-- Exercise input start --
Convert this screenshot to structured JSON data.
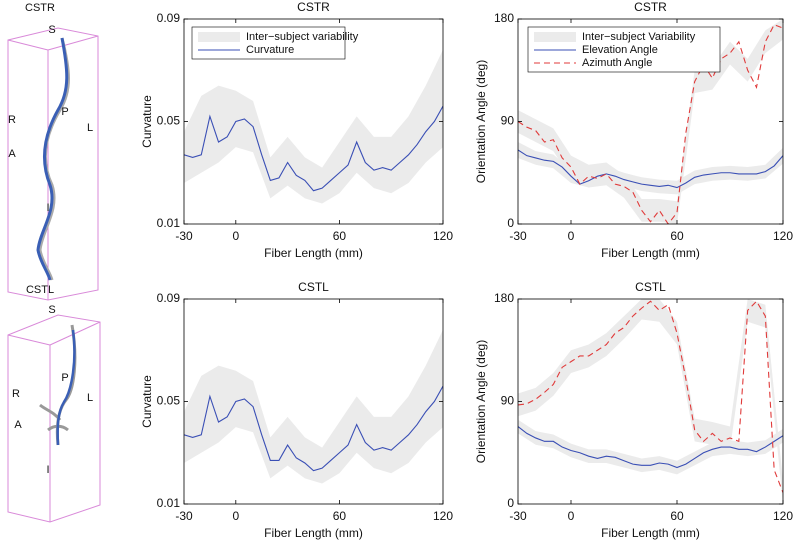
{
  "chart_data": [
    {
      "type": "line",
      "title": "CSTR",
      "xlabel": "Fiber Length (mm)",
      "ylabel": "Curvature",
      "xlim": [
        -30,
        120
      ],
      "xticks": [
        -30,
        0,
        60,
        120
      ],
      "ylim": [
        0.01,
        0.09
      ],
      "yticks": [
        0.01,
        0.05,
        0.09
      ],
      "legend": true,
      "x": [
        -30,
        -25,
        -20,
        -15,
        -10,
        -5,
        0,
        5,
        10,
        15,
        20,
        25,
        30,
        35,
        40,
        45,
        50,
        55,
        60,
        65,
        70,
        75,
        80,
        85,
        90,
        95,
        100,
        105,
        110,
        115,
        120
      ],
      "series": [
        {
          "name": "Inter−subject variability",
          "kind": "band",
          "color": "#ebebeb",
          "x": [
            -30,
            -20,
            -10,
            0,
            10,
            20,
            30,
            40,
            50,
            60,
            70,
            80,
            90,
            100,
            110,
            120
          ],
          "bands": [
            {
              "lower": [
                0.026,
                0.03,
                0.034,
                0.04,
                0.038,
                0.02,
                0.025,
                0.02,
                0.018,
                0.022,
                0.03,
                0.024,
                0.022,
                0.026,
                0.034,
                0.04
              ],
              "upper": [
                0.046,
                0.06,
                0.064,
                0.062,
                0.058,
                0.036,
                0.044,
                0.036,
                0.032,
                0.042,
                0.052,
                0.044,
                0.044,
                0.052,
                0.064,
                0.078
              ]
            }
          ]
        },
        {
          "name": "Curvature",
          "kind": "line",
          "color": "#3a4fb5",
          "dash": false,
          "values": [
            0.037,
            0.036,
            0.037,
            0.052,
            0.042,
            0.044,
            0.05,
            0.051,
            0.048,
            0.037,
            0.027,
            0.028,
            0.034,
            0.029,
            0.027,
            0.023,
            0.024,
            0.027,
            0.03,
            0.033,
            0.042,
            0.034,
            0.031,
            0.032,
            0.031,
            0.034,
            0.037,
            0.041,
            0.046,
            0.05,
            0.056
          ]
        }
      ]
    },
    {
      "type": "line",
      "title": "CSTR",
      "xlabel": "Fiber Length (mm)",
      "ylabel": "Orientation Angle (deg)",
      "xlim": [
        -30,
        120
      ],
      "xticks": [
        -30,
        0,
        60,
        120
      ],
      "ylim": [
        0,
        180
      ],
      "yticks": [
        0,
        90,
        180
      ],
      "legend": true,
      "x": [
        -30,
        -25,
        -20,
        -15,
        -10,
        -5,
        0,
        5,
        10,
        15,
        20,
        25,
        30,
        35,
        40,
        45,
        50,
        55,
        60,
        65,
        70,
        75,
        80,
        85,
        90,
        95,
        100,
        105,
        110,
        115,
        120
      ],
      "series": [
        {
          "name": "Inter−subject Variability",
          "kind": "band",
          "color": "#ebebeb",
          "x": [
            -30,
            -20,
            -10,
            0,
            10,
            20,
            30,
            40,
            50,
            60,
            70,
            80,
            90,
            100,
            110,
            120
          ],
          "bands": [
            {
              "lower": [
                58,
                52,
                49,
                36,
                32,
                38,
                33,
                29,
                27,
                26,
                35,
                38,
                39,
                38,
                40,
                53
              ],
              "upper": [
                72,
                64,
                61,
                48,
                44,
                50,
                45,
                41,
                39,
                38,
                47,
                50,
                51,
                50,
                52,
                67
              ]
            },
            {
              "lower": [
                80,
                72,
                64,
                40,
                32,
                34,
                23,
                2,
                2,
                0,
                115,
                118,
                140,
                125,
                150,
                162
              ],
              "upper": [
                100,
                92,
                84,
                60,
                52,
                54,
                43,
                22,
                22,
                20,
                135,
                138,
                160,
                145,
                170,
                180
              ]
            }
          ]
        },
        {
          "name": "Elevation Angle",
          "kind": "line",
          "color": "#3a4fb5",
          "dash": false,
          "values": [
            65,
            60,
            58,
            56,
            55,
            50,
            42,
            35,
            38,
            42,
            44,
            42,
            39,
            37,
            35,
            34,
            33,
            34,
            32,
            36,
            41,
            43,
            44,
            45,
            45,
            44,
            44,
            44,
            46,
            51,
            60
          ]
        },
        {
          "name": "Azimuth Angle",
          "kind": "line",
          "color": "#e03a3a",
          "dash": true,
          "values": [
            90,
            85,
            82,
            72,
            74,
            58,
            50,
            35,
            42,
            40,
            44,
            35,
            33,
            28,
            12,
            2,
            12,
            0,
            10,
            80,
            125,
            140,
            128,
            145,
            150,
            160,
            135,
            120,
            160,
            175,
            172
          ]
        }
      ]
    },
    {
      "type": "line",
      "title": "CSTL",
      "xlabel": "Fiber Length (mm)",
      "ylabel": "Curvature",
      "xlim": [
        -30,
        120
      ],
      "xticks": [
        -30,
        0,
        60,
        120
      ],
      "ylim": [
        0.01,
        0.09
      ],
      "yticks": [
        0.01,
        0.05,
        0.09
      ],
      "legend": false,
      "x": [
        -30,
        -25,
        -20,
        -15,
        -10,
        -5,
        0,
        5,
        10,
        15,
        20,
        25,
        30,
        35,
        40,
        45,
        50,
        55,
        60,
        65,
        70,
        75,
        80,
        85,
        90,
        95,
        100,
        105,
        110,
        115,
        120
      ],
      "series": [
        {
          "kind": "band",
          "color": "#ebebeb",
          "x": [
            -30,
            -20,
            -10,
            0,
            10,
            20,
            30,
            40,
            50,
            60,
            70,
            80,
            90,
            100,
            110,
            120
          ],
          "bands": [
            {
              "lower": [
                0.026,
                0.03,
                0.034,
                0.04,
                0.038,
                0.02,
                0.025,
                0.02,
                0.018,
                0.022,
                0.03,
                0.024,
                0.022,
                0.026,
                0.034,
                0.04
              ],
              "upper": [
                0.046,
                0.06,
                0.064,
                0.062,
                0.058,
                0.036,
                0.044,
                0.036,
                0.032,
                0.042,
                0.052,
                0.044,
                0.044,
                0.052,
                0.064,
                0.078
              ]
            }
          ]
        },
        {
          "kind": "line",
          "color": "#3a4fb5",
          "dash": false,
          "values": [
            0.037,
            0.036,
            0.037,
            0.052,
            0.042,
            0.044,
            0.05,
            0.051,
            0.048,
            0.037,
            0.027,
            0.027,
            0.033,
            0.028,
            0.026,
            0.023,
            0.024,
            0.027,
            0.03,
            0.033,
            0.041,
            0.034,
            0.031,
            0.032,
            0.031,
            0.034,
            0.037,
            0.041,
            0.046,
            0.05,
            0.056
          ]
        }
      ]
    },
    {
      "type": "line",
      "title": "CSTL",
      "xlabel": "Fiber Length (mm)",
      "ylabel": "Orientation Angle (deg)",
      "xlim": [
        -30,
        120
      ],
      "xticks": [
        -30,
        0,
        60,
        120
      ],
      "ylim": [
        0,
        180
      ],
      "yticks": [
        0,
        90,
        180
      ],
      "legend": false,
      "x": [
        -30,
        -25,
        -20,
        -15,
        -10,
        -5,
        0,
        5,
        10,
        15,
        20,
        25,
        30,
        35,
        40,
        45,
        50,
        55,
        60,
        65,
        70,
        75,
        80,
        85,
        90,
        95,
        100,
        105,
        110,
        115,
        120
      ],
      "series": [
        {
          "kind": "band",
          "color": "#ebebeb",
          "x": [
            -30,
            -20,
            -10,
            0,
            10,
            20,
            30,
            40,
            50,
            60,
            70,
            80,
            90,
            100,
            110,
            120
          ],
          "bands": [
            {
              "lower": [
                62,
                52,
                49,
                41,
                36,
                36,
                32,
                28,
                30,
                26,
                34,
                42,
                44,
                42,
                44,
                54
              ],
              "upper": [
                74,
                64,
                61,
                53,
                48,
                48,
                44,
                40,
                42,
                38,
                46,
                54,
                56,
                54,
                56,
                66
              ]
            },
            {
              "lower": [
                77,
                82,
                95,
                115,
                120,
                130,
                145,
                162,
                160,
                140,
                55,
                52,
                48,
                160,
                155,
                0
              ],
              "upper": [
                97,
                102,
                115,
                135,
                140,
                150,
                165,
                180,
                180,
                160,
                75,
                72,
                68,
                180,
                175,
                20
              ]
            }
          ]
        },
        {
          "kind": "line",
          "color": "#3a4fb5",
          "dash": false,
          "values": [
            68,
            62,
            58,
            55,
            55,
            50,
            47,
            45,
            42,
            40,
            42,
            41,
            38,
            35,
            34,
            34,
            36,
            35,
            32,
            35,
            40,
            45,
            48,
            50,
            50,
            48,
            48,
            46,
            50,
            55,
            60
          ]
        },
        {
          "kind": "line",
          "color": "#e03a3a",
          "dash": true,
          "values": [
            87,
            88,
            92,
            98,
            105,
            120,
            125,
            130,
            130,
            135,
            140,
            150,
            155,
            165,
            172,
            178,
            170,
            175,
            150,
            110,
            65,
            55,
            62,
            55,
            58,
            55,
            170,
            178,
            165,
            30,
            10
          ]
        }
      ]
    }
  ],
  "figures": [
    {
      "title": "CSTR",
      "labels": [
        "S",
        "R",
        "P",
        "L",
        "A",
        "I"
      ]
    },
    {
      "title": "CSTL",
      "labels": [
        "S",
        "P",
        "R",
        "L",
        "A",
        "I"
      ]
    }
  ]
}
-- Exercise input end --
Search the lines above for the string "Angle", then show every one that has it.

      "ylabel": "Orientation Angle (deg)",
          "name": "Elevation Angle",
          "name": "Azimuth Angle",
      "ylabel": "Orientation Angle (deg)",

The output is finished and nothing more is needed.